_What to produce_.
Write out all the material exactly. Leave nothing out.

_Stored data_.
........

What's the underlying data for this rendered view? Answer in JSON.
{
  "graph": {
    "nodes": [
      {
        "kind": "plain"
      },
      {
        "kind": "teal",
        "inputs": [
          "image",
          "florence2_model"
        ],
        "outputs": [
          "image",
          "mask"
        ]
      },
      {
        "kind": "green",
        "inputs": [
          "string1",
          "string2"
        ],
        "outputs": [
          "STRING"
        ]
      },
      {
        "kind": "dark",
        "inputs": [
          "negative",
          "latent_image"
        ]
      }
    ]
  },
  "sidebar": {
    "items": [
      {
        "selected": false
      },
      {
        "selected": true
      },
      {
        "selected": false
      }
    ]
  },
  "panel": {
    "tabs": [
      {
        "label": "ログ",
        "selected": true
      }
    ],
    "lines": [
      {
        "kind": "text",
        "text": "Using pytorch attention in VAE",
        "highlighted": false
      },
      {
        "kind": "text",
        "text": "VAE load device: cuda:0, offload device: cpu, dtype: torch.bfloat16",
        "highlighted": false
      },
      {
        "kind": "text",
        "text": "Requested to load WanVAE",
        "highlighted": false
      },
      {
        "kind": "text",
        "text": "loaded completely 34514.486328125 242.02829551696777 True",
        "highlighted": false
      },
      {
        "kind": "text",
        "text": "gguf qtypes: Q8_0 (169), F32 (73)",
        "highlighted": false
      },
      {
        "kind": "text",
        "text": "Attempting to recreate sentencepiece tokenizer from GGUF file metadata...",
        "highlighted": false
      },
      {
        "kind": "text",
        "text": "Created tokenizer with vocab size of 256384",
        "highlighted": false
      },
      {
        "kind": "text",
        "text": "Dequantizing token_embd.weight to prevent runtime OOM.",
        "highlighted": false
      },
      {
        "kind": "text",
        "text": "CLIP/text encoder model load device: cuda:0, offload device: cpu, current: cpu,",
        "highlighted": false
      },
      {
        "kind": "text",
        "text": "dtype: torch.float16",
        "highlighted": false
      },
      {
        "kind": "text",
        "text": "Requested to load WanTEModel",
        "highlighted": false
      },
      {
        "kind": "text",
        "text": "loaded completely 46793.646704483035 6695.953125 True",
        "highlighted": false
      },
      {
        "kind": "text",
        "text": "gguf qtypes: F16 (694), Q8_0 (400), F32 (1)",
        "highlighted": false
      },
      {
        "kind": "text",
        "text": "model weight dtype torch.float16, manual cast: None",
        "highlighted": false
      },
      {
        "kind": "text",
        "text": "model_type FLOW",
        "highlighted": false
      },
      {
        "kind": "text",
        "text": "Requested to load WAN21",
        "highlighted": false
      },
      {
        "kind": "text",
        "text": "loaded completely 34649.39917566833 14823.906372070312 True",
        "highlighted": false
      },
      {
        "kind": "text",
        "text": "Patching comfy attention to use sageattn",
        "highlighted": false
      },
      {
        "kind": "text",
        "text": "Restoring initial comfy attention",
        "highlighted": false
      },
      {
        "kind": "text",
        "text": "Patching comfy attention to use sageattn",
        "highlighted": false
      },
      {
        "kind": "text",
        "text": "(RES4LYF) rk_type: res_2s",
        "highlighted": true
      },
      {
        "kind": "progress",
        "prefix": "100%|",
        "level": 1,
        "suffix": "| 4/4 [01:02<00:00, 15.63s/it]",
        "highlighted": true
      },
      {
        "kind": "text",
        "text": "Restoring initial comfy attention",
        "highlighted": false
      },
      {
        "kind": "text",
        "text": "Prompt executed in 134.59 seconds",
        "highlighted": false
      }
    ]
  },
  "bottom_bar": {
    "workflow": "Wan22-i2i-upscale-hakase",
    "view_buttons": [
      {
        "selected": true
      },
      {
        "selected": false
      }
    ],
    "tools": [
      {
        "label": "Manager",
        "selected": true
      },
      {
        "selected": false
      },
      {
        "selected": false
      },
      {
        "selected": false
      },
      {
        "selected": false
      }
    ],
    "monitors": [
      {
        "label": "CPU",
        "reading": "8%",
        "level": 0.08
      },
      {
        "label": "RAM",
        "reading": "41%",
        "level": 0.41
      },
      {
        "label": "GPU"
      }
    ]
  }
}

........

_Result_.
What's the underlying data for this rendered view? Answer in JSON.
{
  "graph": {
    "nodes": [
      {
        "kind": "plain"
      },
      {
        "kind": "teal",
        "inputs": [
          "image",
          "florence2_model"
        ],
        "outputs": [
          "image",
          "mask"
        ]
      },
      {
        "kind": "green",
        "inputs": [
          "string1",
          "string2"
        ],
        "outputs": [
          "STRING"
        ]
      },
      {
        "kind": "dark",
        "inputs": [
          "negative",
          "latent_image"
        ]
      }
    ]
  },
  "sidebar": {
    "items": [
      {
        "selected": false
      },
      {
        "selected": true
      },
      {
        "selected": false
      }
    ]
  },
  "panel": {
    "tabs": [
      {
        "label": "ログ",
        "selected": true
      }
    ],
    "lines": [
      {
        "kind": "text",
        "text": "Using pytorch attention in VAE",
        "highlighted": false
      },
      {
        "kind": "text",
        "text": "VAE load device: cuda:0, offload device: cpu, dtype: torch.bfloat16",
        "highlighted": false
      },
      {
        "kind": "text",
        "text": "Requested to load WanVAE",
        "highlighted": false
      },
      {
        "kind": "text",
        "text": "loaded completely 34514.486328125 242.02829551696777 True",
        "highlighted": false
      },
      {
        "kind": "text",
        "text": "gguf qtypes: Q8_0 (169), F32 (73)",
        "highlighted": false
      },
      {
        "kind": "text",
        "text": "Attempting to recreate sentencepiece tokenizer from GGUF file metadata...",
        "highlighted": false
      },
      {
        "kind": "text",
        "text": "Created tokenizer with vocab size of 256384",
        "highlighted": false
      },
      {
        "kind": "text",
        "text": "Dequantizing token_embd.weight to prevent runtime OOM.",
        "highlighted": false
      },
      {
        "kind": "text",
        "text": "CLIP/text encoder model load device: cuda:0, offload device: cpu, current: cpu,",
        "highlighted": false
      },
      {
        "kind": "text",
        "text": "dtype: torch.float16",
        "highlighted": false
      },
      {
        "kind": "text",
        "text": "Requested to load WanTEModel",
        "highlighted": false
      },
      {
        "kind": "text",
        "text": "loaded completely 46793.646704483035 6695.953125 True",
        "highlighted": false
      },
      {
        "kind": "text",
        "text": "gguf qtypes: F16 (694), Q8_0 (400), F32 (1)",
        "highlighted": false
      },
      {
        "kind": "text",
        "text": "model weight dtype torch.float16, manual cast: None",
        "highlighted": false
      },
      {
        "kind": "text",
        "text": "model_type FLOW",
        "highlighted": false
      },
      {
        "kind": "text",
        "text": "Requested to load WAN21",
        "highlighted": false
      },
      {
        "kind": "text",
        "text": "loaded completely 34649.39917566833 14823.906372070312 True",
        "highlighted": false
      },
      {
        "kind": "text",
        "text": "Patching comfy attention to use sageattn",
        "highlighted": false
      },
      {
        "kind": "text",
        "text": "Restoring initial comfy attention",
        "highlighted": false
      },
      {
        "kind": "text",
        "text": "Patching comfy attention to use sageattn",
        "highlighted": false
      },
      {
        "kind": "text",
        "text": "(RES4LYF) rk_type: res_2s",
        "highlighted": true
      },
      {
        "kind": "progress",
        "prefix": "100%|",
        "level": 1,
        "suffix": "| 4/4 [01:02<00:00, 15.63s/it]",
        "highlighted": true
      },
      {
        "kind": "text",
        "text": "Restoring initial comfy attention",
        "highlighted": false
      },
      {
        "kind": "text",
        "text": "Prompt executed in 134.59 seconds",
        "highlighted": false
      }
    ]
  },
  "bottom_bar": {
    "workflow": "Wan22-i2i-upscale-hakase",
    "view_buttons": [
      {
        "selected": true
      },
      {
        "selected": false
      }
    ],
    "tools": [
      {
        "label": "Manager",
        "selected": true
      },
      {
        "selected": false
      },
      {
        "selected": false
      },
      {
        "selected": false
      },
      {
        "selected": false
      }
    ],
    "monitors": [
      {
        "label": "CPU",
        "reading": "8%",
        "level": 0.08
      },
      {
        "label": "RAM",
        "reading": "41%",
        "level": 0.41
      },
      {
        "label": "GPU"
      }
    ]
  }
}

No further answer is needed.